* **Goal of the exercise**:
Report every line from the material that contains the word "image".

* **Stored records**:
┌──
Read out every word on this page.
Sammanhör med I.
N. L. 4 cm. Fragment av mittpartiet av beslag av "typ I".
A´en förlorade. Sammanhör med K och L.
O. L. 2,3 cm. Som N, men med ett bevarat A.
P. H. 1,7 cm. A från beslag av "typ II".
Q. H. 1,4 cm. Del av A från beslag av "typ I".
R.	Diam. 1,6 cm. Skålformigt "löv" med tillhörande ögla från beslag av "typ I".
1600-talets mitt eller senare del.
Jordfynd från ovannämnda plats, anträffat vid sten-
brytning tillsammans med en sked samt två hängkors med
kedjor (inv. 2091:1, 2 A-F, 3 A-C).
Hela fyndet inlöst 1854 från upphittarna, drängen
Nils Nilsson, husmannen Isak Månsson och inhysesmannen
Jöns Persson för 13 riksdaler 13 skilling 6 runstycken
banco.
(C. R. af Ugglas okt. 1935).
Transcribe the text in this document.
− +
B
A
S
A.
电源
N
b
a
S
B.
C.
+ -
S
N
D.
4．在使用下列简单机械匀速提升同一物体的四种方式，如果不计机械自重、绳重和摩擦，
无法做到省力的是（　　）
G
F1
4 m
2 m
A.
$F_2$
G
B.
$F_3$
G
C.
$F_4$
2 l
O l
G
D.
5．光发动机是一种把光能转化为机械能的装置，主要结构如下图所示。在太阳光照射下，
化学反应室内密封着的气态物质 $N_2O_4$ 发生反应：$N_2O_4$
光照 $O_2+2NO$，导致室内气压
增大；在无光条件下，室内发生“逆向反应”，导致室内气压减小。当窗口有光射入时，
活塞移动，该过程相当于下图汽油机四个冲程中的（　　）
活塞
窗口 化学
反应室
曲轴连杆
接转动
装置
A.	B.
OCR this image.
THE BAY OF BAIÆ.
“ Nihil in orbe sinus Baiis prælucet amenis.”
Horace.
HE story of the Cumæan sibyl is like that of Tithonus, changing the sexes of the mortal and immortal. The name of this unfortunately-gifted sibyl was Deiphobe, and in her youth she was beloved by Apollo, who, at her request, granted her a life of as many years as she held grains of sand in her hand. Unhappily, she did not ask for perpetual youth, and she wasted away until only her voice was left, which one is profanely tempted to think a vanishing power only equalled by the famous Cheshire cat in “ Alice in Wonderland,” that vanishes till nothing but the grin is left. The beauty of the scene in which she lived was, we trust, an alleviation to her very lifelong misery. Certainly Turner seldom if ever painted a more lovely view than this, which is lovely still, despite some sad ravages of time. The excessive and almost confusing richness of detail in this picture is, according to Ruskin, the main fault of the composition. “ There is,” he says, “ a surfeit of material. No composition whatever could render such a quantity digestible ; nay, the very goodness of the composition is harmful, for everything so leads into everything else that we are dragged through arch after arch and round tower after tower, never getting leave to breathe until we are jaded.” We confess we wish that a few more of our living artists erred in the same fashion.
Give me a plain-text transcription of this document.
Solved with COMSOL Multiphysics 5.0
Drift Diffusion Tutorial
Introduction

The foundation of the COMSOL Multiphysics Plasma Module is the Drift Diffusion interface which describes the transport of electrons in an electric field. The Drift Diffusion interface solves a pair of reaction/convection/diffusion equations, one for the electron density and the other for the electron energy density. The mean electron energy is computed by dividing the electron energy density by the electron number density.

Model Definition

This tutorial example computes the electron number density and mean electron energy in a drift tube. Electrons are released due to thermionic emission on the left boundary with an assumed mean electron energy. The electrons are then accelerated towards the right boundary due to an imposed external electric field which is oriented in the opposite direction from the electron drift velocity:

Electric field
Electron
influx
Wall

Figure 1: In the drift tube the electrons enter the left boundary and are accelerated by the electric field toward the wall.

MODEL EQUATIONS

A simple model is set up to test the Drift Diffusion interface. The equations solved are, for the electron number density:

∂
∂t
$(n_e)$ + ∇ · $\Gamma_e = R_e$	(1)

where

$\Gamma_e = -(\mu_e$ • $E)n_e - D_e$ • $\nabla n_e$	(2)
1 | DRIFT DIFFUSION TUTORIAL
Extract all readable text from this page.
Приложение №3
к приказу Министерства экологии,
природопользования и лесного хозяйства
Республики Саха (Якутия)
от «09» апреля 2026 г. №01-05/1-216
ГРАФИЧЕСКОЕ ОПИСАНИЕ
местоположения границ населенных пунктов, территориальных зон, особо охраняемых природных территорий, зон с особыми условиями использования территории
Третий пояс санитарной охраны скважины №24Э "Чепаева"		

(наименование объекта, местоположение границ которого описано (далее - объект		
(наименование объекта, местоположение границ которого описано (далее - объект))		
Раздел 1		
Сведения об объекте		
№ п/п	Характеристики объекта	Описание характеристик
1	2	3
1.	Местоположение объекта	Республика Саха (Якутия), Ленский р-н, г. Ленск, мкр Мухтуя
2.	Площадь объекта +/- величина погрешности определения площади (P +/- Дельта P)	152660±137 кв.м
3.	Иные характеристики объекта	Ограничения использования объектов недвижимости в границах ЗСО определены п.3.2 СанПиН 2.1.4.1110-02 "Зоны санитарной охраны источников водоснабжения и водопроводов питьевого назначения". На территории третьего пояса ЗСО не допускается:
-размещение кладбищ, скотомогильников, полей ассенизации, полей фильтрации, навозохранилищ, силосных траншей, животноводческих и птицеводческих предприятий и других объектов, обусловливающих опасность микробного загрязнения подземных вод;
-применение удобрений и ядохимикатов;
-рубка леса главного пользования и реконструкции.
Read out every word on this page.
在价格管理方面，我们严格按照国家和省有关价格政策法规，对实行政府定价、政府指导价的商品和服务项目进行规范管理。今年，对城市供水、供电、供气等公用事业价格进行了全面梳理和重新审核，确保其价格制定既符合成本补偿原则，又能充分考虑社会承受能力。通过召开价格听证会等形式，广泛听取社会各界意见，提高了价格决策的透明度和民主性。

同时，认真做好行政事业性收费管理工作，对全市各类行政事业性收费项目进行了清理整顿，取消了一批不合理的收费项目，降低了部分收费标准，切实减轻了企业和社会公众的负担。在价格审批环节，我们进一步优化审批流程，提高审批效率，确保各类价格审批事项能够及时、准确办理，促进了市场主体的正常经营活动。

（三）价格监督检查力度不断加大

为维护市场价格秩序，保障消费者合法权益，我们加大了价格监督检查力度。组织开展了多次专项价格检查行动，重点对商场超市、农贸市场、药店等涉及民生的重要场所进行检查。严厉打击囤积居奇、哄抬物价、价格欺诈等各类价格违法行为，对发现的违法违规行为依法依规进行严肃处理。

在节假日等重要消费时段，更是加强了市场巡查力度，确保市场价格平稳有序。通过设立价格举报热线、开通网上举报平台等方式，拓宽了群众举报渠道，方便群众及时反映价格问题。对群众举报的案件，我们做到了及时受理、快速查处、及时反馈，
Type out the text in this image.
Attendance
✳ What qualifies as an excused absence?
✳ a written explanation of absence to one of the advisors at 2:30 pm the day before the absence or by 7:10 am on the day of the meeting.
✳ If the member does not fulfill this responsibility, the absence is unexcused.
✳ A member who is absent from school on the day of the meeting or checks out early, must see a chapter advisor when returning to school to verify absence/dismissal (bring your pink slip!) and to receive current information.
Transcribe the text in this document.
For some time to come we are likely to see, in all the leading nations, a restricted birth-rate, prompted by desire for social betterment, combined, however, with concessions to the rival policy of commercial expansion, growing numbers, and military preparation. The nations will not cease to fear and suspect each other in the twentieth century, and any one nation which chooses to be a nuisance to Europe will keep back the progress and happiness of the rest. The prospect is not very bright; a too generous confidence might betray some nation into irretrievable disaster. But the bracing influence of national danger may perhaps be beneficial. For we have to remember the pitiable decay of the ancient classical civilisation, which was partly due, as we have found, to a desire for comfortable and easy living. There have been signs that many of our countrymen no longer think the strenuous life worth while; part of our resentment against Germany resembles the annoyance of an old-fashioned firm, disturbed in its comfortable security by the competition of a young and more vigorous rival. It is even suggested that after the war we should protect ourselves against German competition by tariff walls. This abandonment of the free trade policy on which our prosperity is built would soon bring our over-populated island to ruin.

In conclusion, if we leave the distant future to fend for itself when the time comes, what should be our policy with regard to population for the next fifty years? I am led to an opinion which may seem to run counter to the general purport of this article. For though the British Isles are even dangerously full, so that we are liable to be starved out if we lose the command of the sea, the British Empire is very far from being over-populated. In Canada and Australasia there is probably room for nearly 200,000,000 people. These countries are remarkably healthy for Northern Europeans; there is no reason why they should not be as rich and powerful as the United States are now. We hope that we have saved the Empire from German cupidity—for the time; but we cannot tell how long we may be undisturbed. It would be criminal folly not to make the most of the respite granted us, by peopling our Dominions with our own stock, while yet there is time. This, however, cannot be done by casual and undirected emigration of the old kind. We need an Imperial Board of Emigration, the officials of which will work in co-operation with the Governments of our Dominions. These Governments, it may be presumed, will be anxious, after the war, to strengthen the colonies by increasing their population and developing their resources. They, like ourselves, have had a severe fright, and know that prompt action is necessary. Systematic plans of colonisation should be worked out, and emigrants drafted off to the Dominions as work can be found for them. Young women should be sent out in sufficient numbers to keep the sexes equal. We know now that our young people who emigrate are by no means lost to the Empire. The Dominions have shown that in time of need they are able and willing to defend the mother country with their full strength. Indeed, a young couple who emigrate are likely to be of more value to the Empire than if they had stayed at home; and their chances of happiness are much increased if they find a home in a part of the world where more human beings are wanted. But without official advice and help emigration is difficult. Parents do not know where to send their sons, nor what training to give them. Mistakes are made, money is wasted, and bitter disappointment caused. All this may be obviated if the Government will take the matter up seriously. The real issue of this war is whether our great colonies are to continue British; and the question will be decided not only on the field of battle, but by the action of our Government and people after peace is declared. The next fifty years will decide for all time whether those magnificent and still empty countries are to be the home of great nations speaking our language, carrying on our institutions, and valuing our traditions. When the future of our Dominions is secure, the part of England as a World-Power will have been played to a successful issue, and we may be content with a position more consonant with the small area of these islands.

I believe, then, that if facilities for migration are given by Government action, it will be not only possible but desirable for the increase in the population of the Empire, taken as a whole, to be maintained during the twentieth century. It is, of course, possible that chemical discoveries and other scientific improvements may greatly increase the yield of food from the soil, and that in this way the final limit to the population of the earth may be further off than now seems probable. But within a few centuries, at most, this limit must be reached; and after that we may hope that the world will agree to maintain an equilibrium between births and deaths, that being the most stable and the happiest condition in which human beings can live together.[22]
└──
* **Expected output**:
OCR this image.
Type out the text in this image.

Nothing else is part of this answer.